---------- Given data ----------
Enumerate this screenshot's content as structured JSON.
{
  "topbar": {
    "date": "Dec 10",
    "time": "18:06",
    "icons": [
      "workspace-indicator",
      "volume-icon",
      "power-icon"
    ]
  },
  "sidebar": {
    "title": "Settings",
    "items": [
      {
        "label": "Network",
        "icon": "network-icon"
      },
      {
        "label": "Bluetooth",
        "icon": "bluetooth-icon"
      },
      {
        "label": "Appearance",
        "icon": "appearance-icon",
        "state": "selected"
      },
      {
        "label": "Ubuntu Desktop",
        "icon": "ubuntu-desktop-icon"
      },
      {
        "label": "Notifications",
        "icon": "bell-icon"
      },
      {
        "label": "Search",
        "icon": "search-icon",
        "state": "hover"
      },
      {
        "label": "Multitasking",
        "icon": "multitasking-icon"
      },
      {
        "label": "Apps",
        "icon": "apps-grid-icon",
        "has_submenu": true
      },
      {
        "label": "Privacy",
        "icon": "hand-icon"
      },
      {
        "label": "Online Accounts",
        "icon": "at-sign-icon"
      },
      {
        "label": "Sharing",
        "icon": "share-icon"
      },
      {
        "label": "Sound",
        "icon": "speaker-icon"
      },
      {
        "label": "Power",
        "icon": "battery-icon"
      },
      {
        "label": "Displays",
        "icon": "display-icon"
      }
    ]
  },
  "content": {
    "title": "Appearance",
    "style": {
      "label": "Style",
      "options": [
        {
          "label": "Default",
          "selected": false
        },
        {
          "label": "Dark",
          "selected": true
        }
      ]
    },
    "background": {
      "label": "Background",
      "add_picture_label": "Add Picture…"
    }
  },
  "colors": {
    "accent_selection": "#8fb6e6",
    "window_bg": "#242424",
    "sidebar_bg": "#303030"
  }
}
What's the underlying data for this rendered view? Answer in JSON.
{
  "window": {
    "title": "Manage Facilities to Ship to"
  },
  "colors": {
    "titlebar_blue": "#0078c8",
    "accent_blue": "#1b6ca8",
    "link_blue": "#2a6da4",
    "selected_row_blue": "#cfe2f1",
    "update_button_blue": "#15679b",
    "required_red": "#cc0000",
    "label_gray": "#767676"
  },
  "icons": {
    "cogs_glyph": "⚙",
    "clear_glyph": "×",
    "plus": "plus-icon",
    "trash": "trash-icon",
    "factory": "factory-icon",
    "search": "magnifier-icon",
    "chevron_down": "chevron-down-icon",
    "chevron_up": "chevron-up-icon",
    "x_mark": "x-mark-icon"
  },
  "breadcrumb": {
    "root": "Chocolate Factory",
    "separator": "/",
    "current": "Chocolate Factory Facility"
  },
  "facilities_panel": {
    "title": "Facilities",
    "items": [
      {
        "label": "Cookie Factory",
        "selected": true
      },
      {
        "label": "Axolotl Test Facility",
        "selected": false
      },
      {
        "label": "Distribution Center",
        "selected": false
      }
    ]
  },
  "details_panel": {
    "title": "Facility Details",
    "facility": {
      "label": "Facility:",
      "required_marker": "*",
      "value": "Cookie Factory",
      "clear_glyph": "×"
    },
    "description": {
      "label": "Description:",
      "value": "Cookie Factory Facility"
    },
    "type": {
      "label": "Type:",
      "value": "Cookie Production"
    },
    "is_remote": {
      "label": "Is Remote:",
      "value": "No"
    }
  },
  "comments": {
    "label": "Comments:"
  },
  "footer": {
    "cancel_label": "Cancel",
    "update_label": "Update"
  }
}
----------
## Requirement
From the entries above, copy every line containing the word "this".

## Result below
Enumerate this screenshot's content as structured JSON.
What's the underlying data for this rendered view? Answer in JSON.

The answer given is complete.